— start of Record excerpts —
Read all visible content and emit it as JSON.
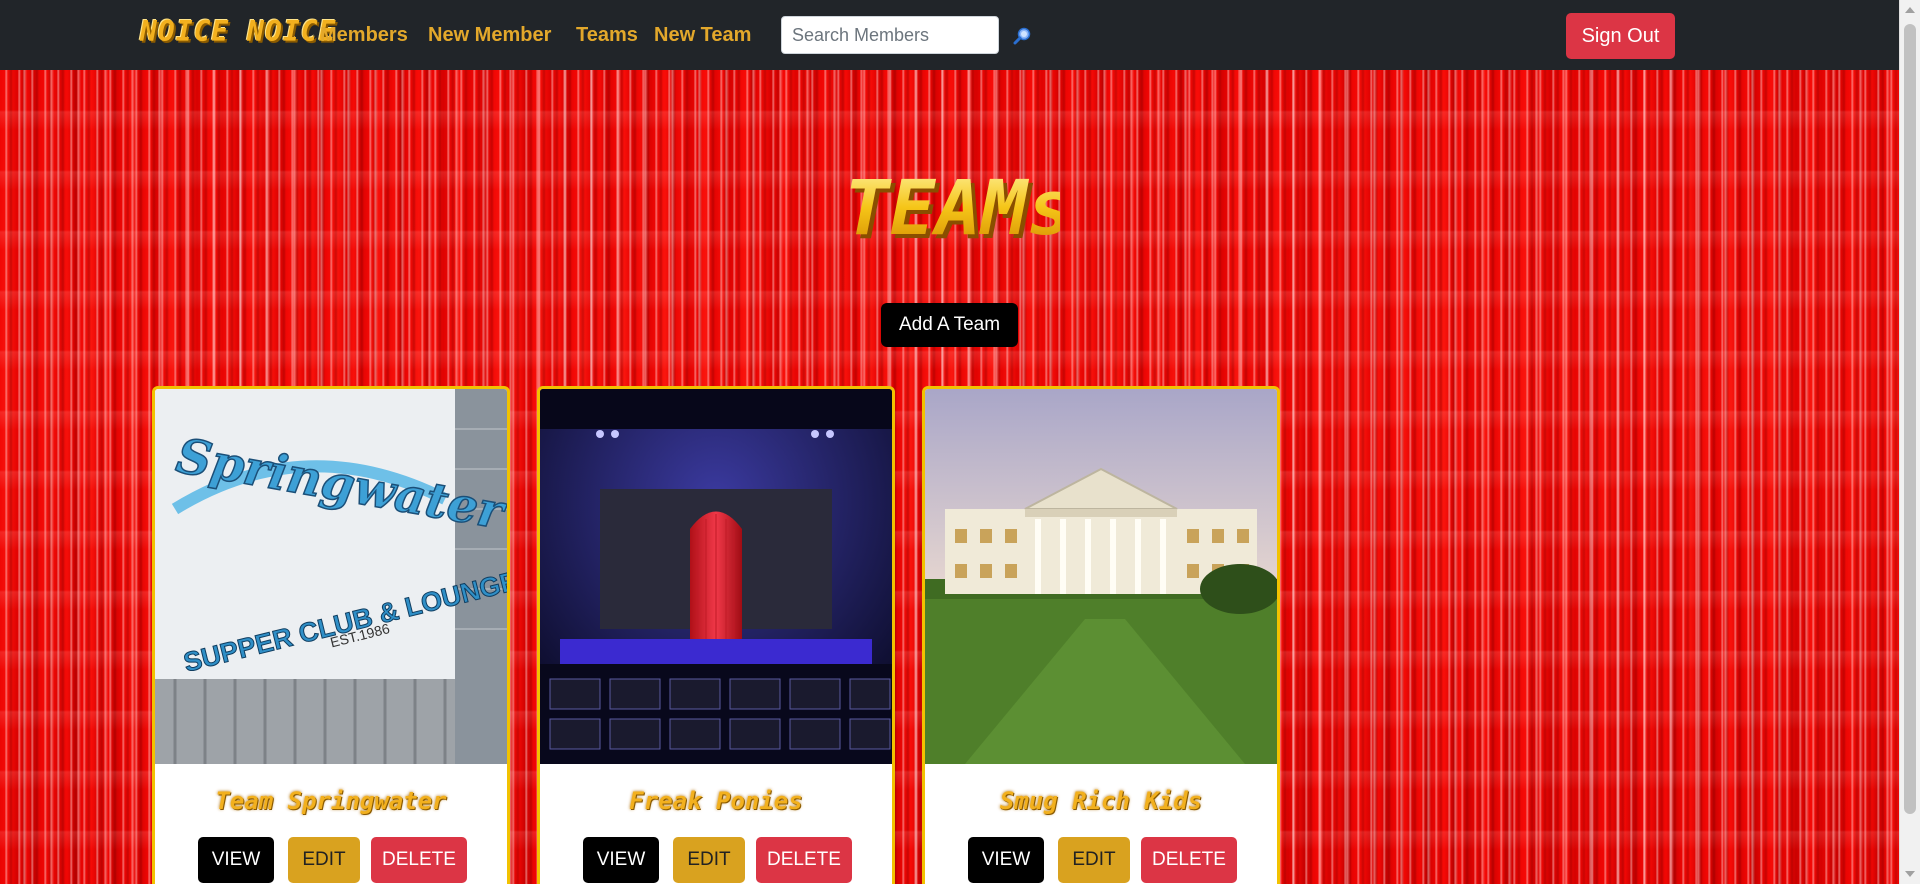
{
  "nav": {
    "brand": "NOICE NOICE",
    "links": [
      "Members",
      "New Member",
      "Teams",
      "New Team"
    ],
    "search_placeholder": "Search Members",
    "search_icon": "magnifier-icon",
    "sign_out": "Sign Out"
  },
  "page": {
    "title": "TEAMs",
    "add_button": "Add A Team"
  },
  "teams": [
    {
      "name": "Team Springwater",
      "image": "springwater-supper-club-sign",
      "image_text_1": "Springwater",
      "image_text_2": "SUPPER CLUB & LOUNGE",
      "image_text_3": "EST.1986",
      "view": "VIEW",
      "edit": "EDIT",
      "delete": "DELETE"
    },
    {
      "name": "Freak Ponies",
      "image": "theater-stage-red-curtain",
      "view": "VIEW",
      "edit": "EDIT",
      "delete": "DELETE"
    },
    {
      "name": "Smug Rich Kids",
      "image": "mansion-lawn",
      "view": "VIEW",
      "edit": "EDIT",
      "delete": "DELETE"
    }
  ],
  "colors": {
    "navbar": "#212529",
    "nav_link": "#e3a82b",
    "danger": "#dc3545",
    "warning": "#d9a21f",
    "card_border": "#f2c200"
  }
}
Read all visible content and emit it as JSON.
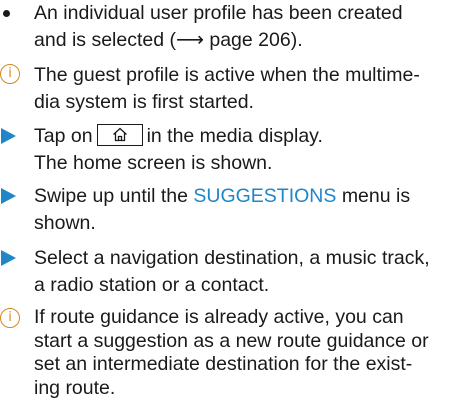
{
  "items": [
    {
      "type": "bullet",
      "marker": "bullet-dot",
      "lines": [
        "An individual user profile has been created",
        "and is selected (⟶ page 206)."
      ]
    },
    {
      "type": "info",
      "marker": "info-icon",
      "icon_glyph": "i",
      "lines": [
        "The guest profile is active when the multime-",
        "dia system is first started."
      ]
    },
    {
      "type": "step",
      "marker": "step-arrow",
      "line1_before": "Tap on",
      "line1_icon": "home-icon",
      "line1_after": "in the media display.",
      "line2": "The home screen is shown."
    },
    {
      "type": "step",
      "marker": "step-arrow",
      "line1_before": "Swipe up until the",
      "line1_link": "SUGGESTIONS",
      "line1_after": "menu is",
      "line2": "shown."
    },
    {
      "type": "step",
      "marker": "step-arrow",
      "lines": [
        "Select a navigation destination, a music track,",
        "a radio station or a contact."
      ]
    },
    {
      "type": "info",
      "marker": "info-icon",
      "icon_glyph": "i",
      "lines": [
        "If route guidance is already active, you can",
        "start a suggestion as a new route guidance or",
        "set an intermediate destination for the exist-",
        "ing route."
      ]
    }
  ],
  "colors": {
    "text": "#1a1a1a",
    "accent_blue": "#1f86c8",
    "info_orange": "#d4891f"
  }
}
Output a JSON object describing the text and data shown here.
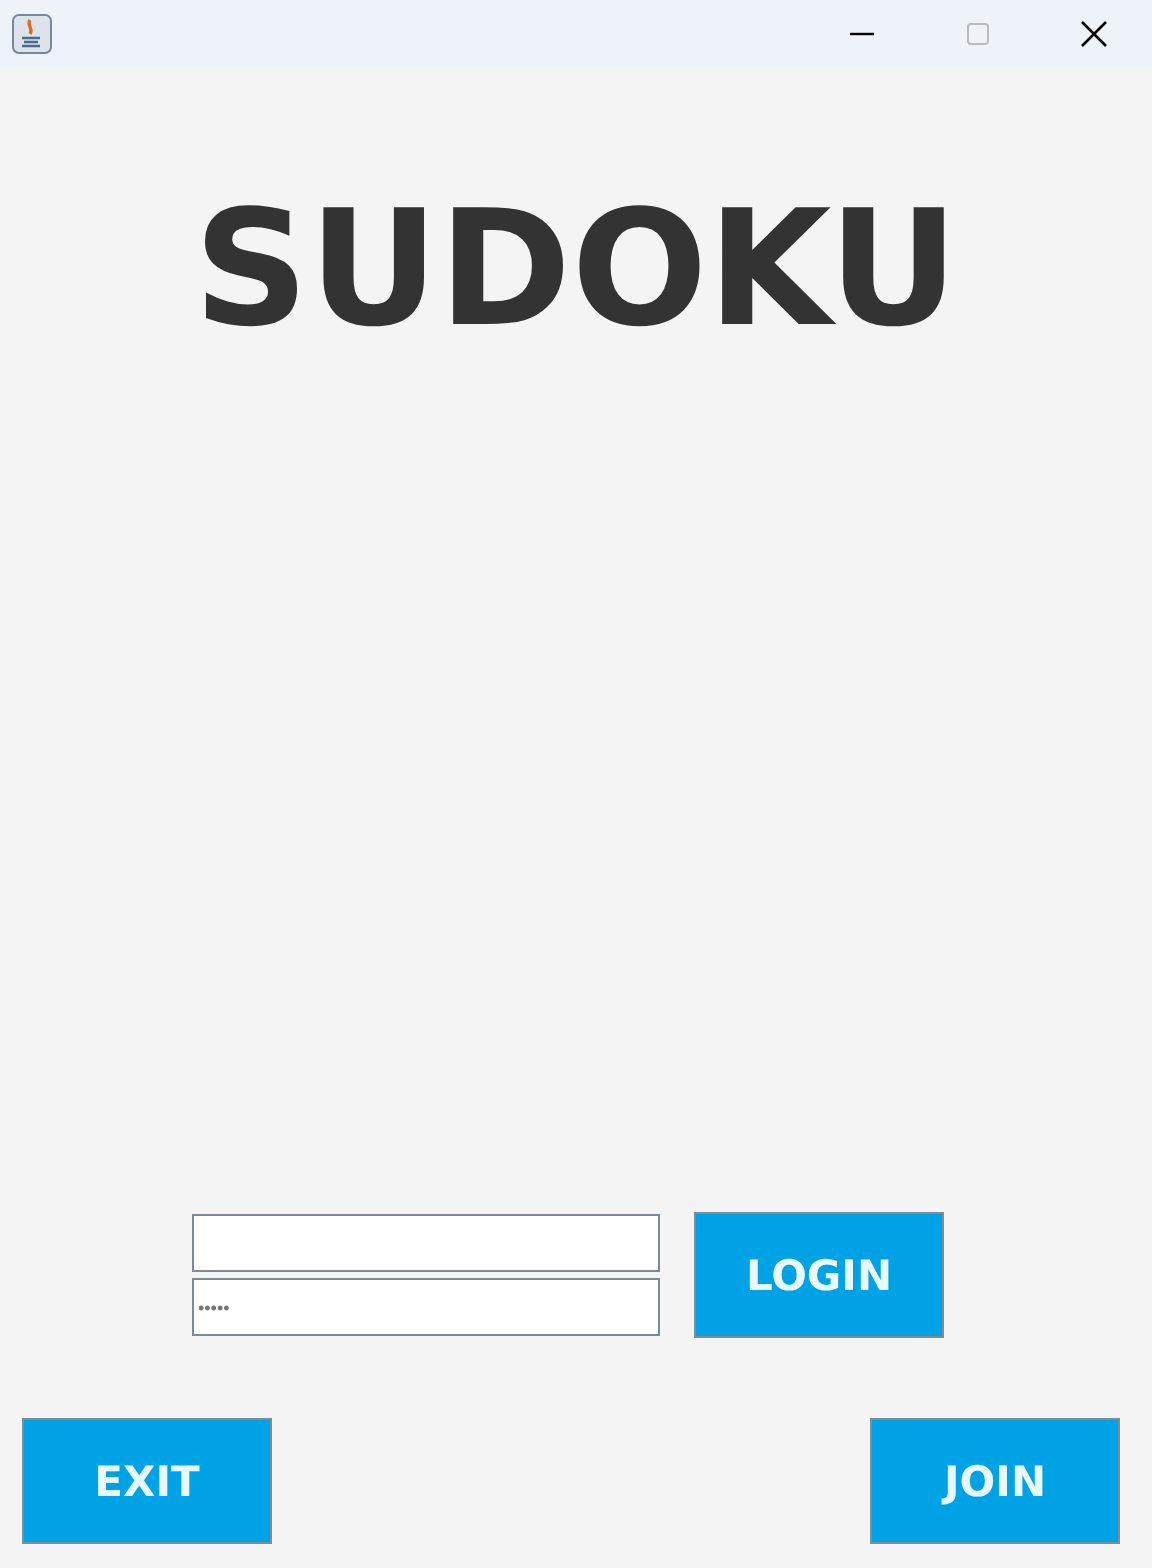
{
  "title": "SUDOKU",
  "login": {
    "password_field": {
      "value": "•••••"
    },
    "login_button": "LOGIN"
  },
  "exit_button": "EXIT",
  "join_button": "JOIN"
}
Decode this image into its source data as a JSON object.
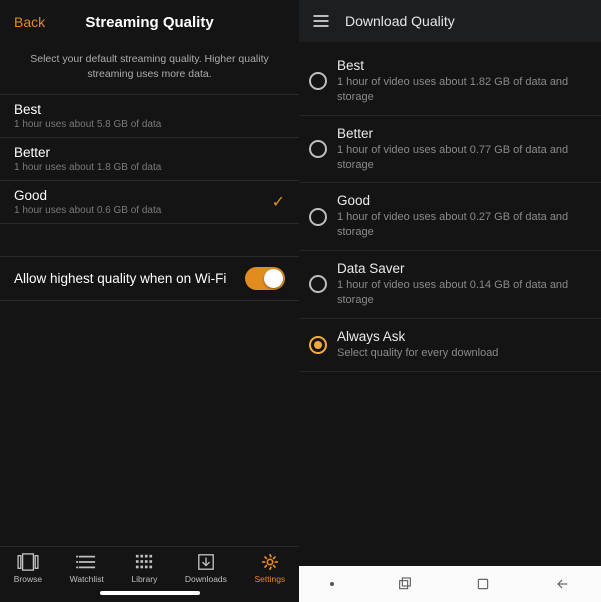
— end of Record excerpts —
Goal of the exercise: Search the preceding listing for "route" and extract every line where it is found.

Task answer:
        "If route guidance is already active, you can",
        "start a suggestion as a new route guidance or",
        "ing route."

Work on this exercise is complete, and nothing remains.